Copy out word for word the entries from the line containing "product-card[interactable]: Crystal Glass Champaign 70ml" through the line containing "product-image-area xyxy=(465,361,604,458)", including both of those lines.
Start of EXTRACTED INFORMATION
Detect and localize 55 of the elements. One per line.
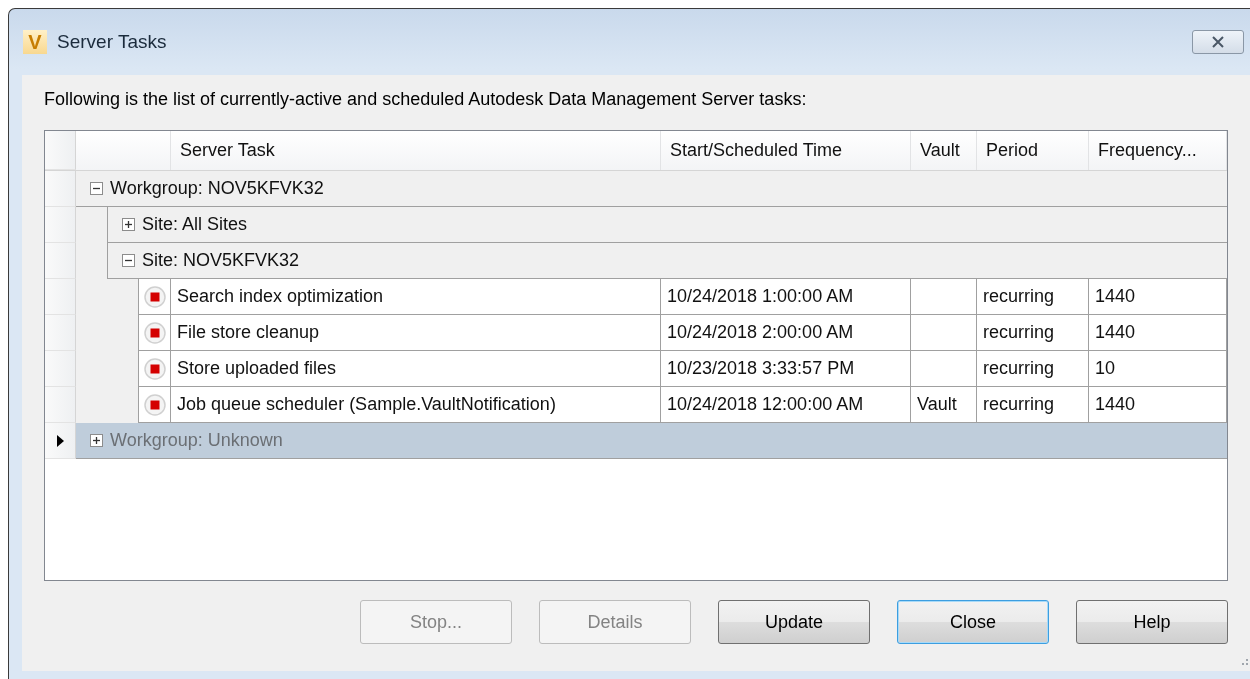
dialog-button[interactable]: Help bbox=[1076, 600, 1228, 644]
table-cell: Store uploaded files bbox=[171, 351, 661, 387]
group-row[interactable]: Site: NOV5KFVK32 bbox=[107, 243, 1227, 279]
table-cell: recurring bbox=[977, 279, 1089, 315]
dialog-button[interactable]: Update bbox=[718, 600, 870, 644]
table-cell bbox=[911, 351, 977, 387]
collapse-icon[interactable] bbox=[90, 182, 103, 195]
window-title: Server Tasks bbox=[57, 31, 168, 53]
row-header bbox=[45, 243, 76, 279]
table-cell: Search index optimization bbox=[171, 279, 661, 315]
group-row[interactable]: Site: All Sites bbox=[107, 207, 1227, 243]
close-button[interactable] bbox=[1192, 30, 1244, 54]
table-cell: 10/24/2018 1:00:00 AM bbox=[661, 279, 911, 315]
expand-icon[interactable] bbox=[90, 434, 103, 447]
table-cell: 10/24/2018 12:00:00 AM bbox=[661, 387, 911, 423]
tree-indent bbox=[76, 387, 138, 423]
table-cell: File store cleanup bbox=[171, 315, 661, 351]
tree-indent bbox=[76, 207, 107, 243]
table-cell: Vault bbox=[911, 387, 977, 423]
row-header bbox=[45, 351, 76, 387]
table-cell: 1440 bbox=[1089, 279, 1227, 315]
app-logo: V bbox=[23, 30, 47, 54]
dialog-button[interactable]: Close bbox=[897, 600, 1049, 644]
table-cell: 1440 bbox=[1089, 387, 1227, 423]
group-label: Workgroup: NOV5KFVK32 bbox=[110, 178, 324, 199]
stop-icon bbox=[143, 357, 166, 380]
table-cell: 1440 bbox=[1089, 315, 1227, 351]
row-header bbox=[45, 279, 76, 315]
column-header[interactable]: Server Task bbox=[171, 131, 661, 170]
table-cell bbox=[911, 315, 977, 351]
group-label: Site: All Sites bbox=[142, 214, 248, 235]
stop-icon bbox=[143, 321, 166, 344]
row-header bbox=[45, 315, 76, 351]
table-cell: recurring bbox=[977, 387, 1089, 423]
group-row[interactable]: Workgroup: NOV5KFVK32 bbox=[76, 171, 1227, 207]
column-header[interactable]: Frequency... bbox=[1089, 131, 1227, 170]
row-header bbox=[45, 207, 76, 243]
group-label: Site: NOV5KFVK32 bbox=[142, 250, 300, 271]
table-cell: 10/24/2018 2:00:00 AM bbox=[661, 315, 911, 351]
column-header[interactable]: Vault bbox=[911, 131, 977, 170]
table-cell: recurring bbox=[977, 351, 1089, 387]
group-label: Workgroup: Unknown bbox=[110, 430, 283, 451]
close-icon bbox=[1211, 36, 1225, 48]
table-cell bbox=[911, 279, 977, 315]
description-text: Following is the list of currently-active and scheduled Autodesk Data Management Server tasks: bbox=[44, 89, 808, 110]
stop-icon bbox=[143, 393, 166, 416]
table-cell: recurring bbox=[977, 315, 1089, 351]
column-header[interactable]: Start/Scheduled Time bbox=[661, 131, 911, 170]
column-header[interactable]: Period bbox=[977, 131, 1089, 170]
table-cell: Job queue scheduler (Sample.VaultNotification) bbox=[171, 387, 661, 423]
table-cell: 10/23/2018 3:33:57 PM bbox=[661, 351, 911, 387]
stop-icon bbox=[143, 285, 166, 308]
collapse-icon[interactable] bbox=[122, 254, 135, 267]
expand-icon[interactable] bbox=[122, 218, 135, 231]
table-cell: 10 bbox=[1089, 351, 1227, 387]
End of EXTRACTED INFORMATION
Start of EXTRACTED INFORMATION
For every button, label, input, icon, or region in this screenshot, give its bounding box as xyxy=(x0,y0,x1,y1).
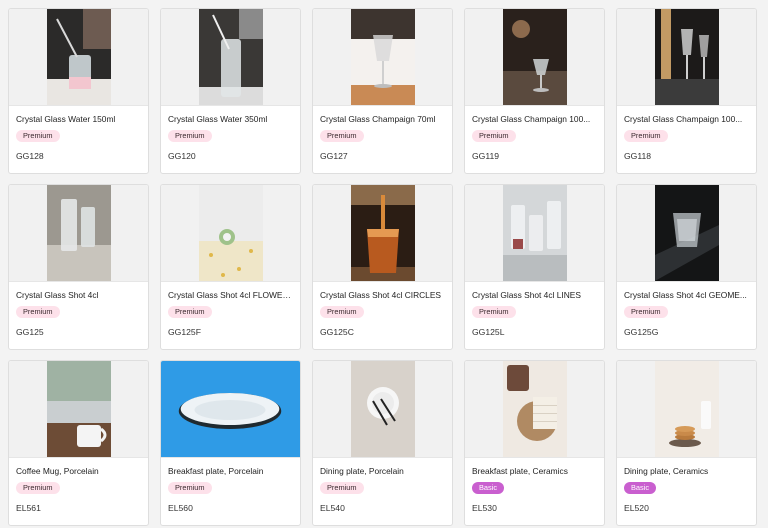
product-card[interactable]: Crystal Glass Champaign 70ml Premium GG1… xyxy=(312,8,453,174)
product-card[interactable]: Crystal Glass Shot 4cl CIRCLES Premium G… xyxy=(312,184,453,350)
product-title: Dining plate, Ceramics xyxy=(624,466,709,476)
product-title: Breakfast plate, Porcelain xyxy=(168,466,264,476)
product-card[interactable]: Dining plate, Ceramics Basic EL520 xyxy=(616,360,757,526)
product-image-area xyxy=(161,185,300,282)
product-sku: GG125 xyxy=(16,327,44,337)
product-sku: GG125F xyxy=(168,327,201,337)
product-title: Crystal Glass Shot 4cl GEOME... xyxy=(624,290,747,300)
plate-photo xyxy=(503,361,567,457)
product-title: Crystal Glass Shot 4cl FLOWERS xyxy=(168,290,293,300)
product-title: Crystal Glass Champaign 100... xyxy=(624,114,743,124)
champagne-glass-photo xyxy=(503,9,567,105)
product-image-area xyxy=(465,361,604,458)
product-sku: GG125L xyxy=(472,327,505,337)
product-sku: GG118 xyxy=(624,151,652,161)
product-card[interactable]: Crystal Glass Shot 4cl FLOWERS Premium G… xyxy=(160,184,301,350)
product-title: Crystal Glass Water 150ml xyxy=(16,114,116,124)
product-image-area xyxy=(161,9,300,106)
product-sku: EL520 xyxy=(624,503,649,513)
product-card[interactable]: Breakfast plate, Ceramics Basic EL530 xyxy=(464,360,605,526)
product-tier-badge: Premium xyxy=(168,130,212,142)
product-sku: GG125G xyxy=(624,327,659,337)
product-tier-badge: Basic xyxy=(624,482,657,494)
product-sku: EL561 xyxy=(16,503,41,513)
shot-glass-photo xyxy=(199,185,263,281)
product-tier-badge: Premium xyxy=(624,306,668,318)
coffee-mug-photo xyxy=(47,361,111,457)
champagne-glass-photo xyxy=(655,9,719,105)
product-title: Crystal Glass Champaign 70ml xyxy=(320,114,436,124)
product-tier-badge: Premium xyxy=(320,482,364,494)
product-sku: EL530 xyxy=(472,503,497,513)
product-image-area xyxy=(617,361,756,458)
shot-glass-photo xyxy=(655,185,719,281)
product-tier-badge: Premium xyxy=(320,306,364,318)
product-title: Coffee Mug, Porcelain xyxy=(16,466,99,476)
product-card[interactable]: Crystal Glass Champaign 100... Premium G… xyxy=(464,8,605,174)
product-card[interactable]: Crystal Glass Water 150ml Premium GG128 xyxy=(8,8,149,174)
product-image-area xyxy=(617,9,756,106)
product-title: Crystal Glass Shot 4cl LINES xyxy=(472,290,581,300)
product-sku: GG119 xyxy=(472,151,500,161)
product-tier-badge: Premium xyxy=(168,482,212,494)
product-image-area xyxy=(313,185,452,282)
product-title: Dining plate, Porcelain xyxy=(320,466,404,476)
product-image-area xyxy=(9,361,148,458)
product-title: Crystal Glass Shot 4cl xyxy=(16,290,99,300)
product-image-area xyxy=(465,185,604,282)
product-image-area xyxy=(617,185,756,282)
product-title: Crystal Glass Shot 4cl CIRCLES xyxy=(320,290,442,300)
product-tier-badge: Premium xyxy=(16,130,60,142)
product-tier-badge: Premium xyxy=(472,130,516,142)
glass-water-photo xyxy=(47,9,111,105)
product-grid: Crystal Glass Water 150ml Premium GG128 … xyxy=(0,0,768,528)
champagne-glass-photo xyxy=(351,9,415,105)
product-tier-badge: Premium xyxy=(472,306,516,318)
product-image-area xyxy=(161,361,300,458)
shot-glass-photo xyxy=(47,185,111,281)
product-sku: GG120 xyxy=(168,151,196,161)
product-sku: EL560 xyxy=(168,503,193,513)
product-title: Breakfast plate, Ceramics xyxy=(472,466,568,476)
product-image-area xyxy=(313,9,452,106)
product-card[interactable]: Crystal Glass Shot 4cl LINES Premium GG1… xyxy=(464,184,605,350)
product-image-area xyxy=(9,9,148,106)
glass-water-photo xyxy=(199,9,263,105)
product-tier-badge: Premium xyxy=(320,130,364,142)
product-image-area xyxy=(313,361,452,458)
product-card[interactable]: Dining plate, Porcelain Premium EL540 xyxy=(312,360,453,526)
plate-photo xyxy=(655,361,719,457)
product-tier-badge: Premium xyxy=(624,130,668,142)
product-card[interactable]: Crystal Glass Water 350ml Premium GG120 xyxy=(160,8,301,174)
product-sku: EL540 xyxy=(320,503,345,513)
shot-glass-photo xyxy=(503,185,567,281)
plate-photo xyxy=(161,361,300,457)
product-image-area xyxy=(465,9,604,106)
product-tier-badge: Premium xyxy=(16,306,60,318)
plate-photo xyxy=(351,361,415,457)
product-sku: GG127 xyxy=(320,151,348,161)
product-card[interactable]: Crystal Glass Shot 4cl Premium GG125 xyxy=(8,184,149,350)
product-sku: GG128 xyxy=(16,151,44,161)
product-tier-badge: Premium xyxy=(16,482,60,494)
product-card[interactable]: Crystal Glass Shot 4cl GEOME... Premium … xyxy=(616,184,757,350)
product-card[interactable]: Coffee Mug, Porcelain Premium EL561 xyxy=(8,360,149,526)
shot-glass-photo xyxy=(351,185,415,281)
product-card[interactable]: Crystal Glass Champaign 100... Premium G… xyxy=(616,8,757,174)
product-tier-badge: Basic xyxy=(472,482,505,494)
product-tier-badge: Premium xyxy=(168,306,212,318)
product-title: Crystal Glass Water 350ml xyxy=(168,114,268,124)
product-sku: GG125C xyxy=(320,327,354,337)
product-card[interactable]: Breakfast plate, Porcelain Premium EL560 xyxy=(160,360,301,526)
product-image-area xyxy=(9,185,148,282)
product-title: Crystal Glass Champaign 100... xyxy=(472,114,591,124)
End of EXTRACTED INFORMATION
**THE SOLUTION**
product-card[interactable]: Crystal Glass Champaign 70ml Premium GG1… xyxy=(312,8,453,174)
product-card[interactable]: Crystal Glass Shot 4cl CIRCLES Premium G… xyxy=(312,184,453,350)
product-title: Dining plate, Ceramics xyxy=(624,466,709,476)
product-title: Breakfast plate, Porcelain xyxy=(168,466,264,476)
product-card[interactable]: Dining plate, Ceramics Basic EL520 xyxy=(616,360,757,526)
product-image-area xyxy=(161,185,300,282)
product-sku: GG125 xyxy=(16,327,44,337)
product-sku: GG125F xyxy=(168,327,201,337)
product-title: Crystal Glass Shot 4cl GEOME... xyxy=(624,290,747,300)
plate-photo xyxy=(503,361,567,457)
product-title: Crystal Glass Shot 4cl FLOWERS xyxy=(168,290,293,300)
product-title: Crystal Glass Champaign 100... xyxy=(624,114,743,124)
champagne-glass-photo xyxy=(503,9,567,105)
product-image-area xyxy=(465,361,604,458)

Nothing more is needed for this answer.